▶ **Data for this exercise**
****************

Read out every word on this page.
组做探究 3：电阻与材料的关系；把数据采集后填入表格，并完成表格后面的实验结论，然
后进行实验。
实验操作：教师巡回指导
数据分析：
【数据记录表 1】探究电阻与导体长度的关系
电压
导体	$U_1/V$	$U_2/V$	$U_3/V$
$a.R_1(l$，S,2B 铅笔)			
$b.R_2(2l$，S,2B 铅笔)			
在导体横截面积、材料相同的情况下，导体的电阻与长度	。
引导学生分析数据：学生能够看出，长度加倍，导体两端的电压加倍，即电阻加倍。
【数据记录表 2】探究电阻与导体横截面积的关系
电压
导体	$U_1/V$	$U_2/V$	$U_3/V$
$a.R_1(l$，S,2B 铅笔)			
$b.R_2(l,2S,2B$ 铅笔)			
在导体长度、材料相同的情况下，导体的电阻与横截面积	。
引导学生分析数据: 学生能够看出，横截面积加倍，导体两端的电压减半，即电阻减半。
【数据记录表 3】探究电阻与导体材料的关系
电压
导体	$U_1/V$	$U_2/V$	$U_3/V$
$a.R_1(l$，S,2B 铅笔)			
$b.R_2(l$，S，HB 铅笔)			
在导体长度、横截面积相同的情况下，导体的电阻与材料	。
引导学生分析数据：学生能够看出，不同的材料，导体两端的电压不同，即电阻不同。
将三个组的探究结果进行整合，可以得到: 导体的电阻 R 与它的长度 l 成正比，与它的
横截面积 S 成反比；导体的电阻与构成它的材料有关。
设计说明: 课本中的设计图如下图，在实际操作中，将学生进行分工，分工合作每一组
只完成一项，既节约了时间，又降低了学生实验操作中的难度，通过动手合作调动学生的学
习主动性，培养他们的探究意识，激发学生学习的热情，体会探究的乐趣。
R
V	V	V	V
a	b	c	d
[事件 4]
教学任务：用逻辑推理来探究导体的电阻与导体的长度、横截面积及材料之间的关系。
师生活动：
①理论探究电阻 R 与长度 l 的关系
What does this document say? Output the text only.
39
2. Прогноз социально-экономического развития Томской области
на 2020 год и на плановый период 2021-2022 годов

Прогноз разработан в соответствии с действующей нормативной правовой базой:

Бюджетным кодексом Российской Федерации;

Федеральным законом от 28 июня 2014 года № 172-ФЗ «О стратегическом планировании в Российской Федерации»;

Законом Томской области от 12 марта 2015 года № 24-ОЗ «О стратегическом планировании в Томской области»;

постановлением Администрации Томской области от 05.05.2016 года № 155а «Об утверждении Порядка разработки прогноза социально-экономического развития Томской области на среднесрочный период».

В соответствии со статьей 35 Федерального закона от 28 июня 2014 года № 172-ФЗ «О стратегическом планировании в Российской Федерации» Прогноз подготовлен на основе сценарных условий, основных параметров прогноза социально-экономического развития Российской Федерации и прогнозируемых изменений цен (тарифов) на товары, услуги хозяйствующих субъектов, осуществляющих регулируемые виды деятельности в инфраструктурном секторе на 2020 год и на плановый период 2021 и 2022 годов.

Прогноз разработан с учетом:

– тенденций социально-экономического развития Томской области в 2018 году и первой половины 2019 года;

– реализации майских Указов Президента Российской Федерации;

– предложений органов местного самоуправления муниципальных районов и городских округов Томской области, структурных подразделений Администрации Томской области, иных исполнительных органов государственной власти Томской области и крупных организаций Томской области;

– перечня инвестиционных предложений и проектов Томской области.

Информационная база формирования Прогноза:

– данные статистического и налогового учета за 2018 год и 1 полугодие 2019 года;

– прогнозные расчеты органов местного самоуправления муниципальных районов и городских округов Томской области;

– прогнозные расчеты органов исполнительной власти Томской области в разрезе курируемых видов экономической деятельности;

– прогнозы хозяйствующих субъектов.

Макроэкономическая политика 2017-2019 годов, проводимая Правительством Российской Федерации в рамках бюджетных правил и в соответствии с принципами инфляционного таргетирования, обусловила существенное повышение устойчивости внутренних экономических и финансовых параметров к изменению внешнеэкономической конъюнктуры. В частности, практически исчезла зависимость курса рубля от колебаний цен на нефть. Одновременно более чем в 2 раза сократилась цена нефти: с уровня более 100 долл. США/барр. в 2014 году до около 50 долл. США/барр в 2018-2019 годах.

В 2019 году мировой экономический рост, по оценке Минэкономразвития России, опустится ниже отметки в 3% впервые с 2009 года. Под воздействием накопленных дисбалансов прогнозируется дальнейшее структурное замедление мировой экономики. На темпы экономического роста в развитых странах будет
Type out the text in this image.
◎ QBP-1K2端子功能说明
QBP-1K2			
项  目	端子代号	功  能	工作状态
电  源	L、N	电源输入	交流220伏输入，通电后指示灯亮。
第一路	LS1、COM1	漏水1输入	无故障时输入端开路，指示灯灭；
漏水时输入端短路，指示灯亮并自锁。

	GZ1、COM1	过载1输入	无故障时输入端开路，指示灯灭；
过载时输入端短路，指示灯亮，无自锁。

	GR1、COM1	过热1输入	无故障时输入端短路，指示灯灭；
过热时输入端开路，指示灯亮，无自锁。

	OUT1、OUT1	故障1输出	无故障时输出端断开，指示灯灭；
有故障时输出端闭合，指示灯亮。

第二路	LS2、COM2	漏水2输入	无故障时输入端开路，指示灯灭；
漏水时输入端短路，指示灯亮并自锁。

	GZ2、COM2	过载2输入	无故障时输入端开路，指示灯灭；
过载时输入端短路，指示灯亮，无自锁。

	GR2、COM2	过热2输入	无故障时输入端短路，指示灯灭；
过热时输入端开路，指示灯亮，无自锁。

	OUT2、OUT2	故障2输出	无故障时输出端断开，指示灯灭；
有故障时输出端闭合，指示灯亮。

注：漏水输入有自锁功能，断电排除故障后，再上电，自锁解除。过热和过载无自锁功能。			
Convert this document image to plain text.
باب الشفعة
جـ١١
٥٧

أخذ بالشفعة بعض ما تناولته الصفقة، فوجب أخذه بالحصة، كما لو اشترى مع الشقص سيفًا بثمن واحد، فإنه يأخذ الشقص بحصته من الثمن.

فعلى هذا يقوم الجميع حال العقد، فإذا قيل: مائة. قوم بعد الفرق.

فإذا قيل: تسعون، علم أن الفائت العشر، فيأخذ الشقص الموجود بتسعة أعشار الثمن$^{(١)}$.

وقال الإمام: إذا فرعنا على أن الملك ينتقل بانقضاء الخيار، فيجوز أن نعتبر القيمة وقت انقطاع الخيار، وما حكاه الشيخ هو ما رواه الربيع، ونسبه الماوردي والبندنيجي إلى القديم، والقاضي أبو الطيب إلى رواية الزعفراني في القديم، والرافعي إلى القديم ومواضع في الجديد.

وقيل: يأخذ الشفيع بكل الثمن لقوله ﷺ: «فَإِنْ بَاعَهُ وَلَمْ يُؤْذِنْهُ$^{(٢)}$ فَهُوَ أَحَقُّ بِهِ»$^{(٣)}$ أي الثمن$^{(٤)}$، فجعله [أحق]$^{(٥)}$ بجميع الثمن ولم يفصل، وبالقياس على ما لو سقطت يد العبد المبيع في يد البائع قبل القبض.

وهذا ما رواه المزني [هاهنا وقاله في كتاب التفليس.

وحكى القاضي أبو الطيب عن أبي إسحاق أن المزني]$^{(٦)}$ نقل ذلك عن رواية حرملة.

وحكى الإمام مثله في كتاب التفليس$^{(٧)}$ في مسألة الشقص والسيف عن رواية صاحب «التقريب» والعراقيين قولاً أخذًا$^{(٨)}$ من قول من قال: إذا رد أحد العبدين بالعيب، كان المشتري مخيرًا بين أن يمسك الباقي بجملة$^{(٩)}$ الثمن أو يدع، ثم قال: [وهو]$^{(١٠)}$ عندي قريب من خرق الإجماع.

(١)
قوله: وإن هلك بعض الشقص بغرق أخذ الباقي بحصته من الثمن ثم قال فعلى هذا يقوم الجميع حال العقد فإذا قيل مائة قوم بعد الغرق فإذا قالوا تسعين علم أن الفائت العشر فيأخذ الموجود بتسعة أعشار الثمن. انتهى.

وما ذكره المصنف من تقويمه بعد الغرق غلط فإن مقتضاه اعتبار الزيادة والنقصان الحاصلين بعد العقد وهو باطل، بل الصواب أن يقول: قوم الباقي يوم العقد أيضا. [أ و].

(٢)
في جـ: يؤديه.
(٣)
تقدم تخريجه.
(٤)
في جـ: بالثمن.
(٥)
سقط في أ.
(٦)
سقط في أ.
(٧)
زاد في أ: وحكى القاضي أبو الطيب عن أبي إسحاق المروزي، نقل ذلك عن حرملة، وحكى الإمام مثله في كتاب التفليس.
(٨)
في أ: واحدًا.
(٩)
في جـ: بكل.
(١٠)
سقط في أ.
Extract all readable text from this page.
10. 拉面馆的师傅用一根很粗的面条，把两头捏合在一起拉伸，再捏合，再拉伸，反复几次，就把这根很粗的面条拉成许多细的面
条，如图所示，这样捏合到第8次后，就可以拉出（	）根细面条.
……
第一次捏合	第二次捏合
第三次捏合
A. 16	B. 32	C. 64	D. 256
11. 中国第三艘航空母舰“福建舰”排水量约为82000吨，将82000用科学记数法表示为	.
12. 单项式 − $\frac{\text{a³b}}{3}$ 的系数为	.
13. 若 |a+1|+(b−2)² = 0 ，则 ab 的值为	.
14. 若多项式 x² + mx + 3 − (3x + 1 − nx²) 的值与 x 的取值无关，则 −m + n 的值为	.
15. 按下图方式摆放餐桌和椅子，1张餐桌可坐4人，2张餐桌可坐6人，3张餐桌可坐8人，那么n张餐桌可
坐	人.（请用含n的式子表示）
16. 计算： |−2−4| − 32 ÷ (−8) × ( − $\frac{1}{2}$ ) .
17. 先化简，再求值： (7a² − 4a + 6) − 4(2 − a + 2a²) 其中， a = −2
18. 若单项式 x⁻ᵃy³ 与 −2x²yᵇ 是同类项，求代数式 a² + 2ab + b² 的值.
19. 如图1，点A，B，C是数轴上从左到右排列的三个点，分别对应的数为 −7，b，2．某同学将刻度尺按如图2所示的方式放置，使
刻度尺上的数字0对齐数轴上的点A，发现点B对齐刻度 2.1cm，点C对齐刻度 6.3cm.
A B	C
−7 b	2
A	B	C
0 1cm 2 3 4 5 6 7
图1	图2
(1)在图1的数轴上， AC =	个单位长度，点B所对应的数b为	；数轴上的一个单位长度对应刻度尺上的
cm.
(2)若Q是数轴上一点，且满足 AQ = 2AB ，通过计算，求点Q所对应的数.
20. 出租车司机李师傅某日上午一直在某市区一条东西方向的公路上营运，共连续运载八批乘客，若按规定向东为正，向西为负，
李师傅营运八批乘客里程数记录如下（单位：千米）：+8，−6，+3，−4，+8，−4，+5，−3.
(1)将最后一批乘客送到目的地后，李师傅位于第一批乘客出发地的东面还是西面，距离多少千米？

****************

▶ **Instructions to follow**
Look through the entries above for the word "فإذا". Copy every line where it shows up.

▶ **The completed task**
فعلى هذا يقوم الجميع حال العقد، فإذا قيل: مائة. قوم بعد الفرق.
فإذا قيل: تسعون، علم أن الفائت العشر، فيأخذ الشقص الموجود بتسعة أعشار الثمن$^{(١)}$.
قوله: وإن هلك بعض الشقص بغرق أخذ الباقي بحصته من الثمن ثم قال فعلى هذا يقوم الجميع حال العقد فإذا قيل مائة قوم بعد الغرق فإذا قالوا تسعين علم أن الفائت العشر فيأخذ الموجود بتسعة أعشار الثمن. انتهى.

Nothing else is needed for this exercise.